[EXERCISE INSTRUCTIONS] Reproduce the entries exactly.

[START INPUT DATA]

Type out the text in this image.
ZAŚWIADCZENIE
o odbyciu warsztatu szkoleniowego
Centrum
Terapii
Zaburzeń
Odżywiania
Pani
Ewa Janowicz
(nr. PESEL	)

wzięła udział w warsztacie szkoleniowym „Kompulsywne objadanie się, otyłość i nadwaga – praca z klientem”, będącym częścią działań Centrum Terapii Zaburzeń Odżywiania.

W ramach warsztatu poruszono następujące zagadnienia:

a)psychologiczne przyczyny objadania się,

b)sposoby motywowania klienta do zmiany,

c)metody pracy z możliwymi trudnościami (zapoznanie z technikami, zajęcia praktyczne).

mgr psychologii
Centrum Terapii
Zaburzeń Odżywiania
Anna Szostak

[END INPUT DATA]

[RESULT OF THIS EXERCISE]
Type out the text in this image.
ZAŚWIADCZENIE
o odbyciu warsztatu szkoleniowego
Centrum
Terapii
Zaburzeń
Odżywiania
Pani
Ewa Janowicz
(nr. PESEL	)

wzięła udział w warsztacie szkoleniowym „Kompulsywne objadanie się, otyłość i nadwaga – praca z klientem”, będącym częścią działań Centrum Terapii Zaburzeń Odżywiania.

W ramach warsztatu poruszono następujące zagadnienia:

a)psychologiczne przyczyny objadania się,

b)sposoby motywowania klienta do zmiany,

c)metody pracy z możliwymi trudnościami (zapoznanie z technikami, zajęcia praktyczne).

mgr psychologii
Centrum Terapii
Zaburzeń Odżywiania
Anna Szostak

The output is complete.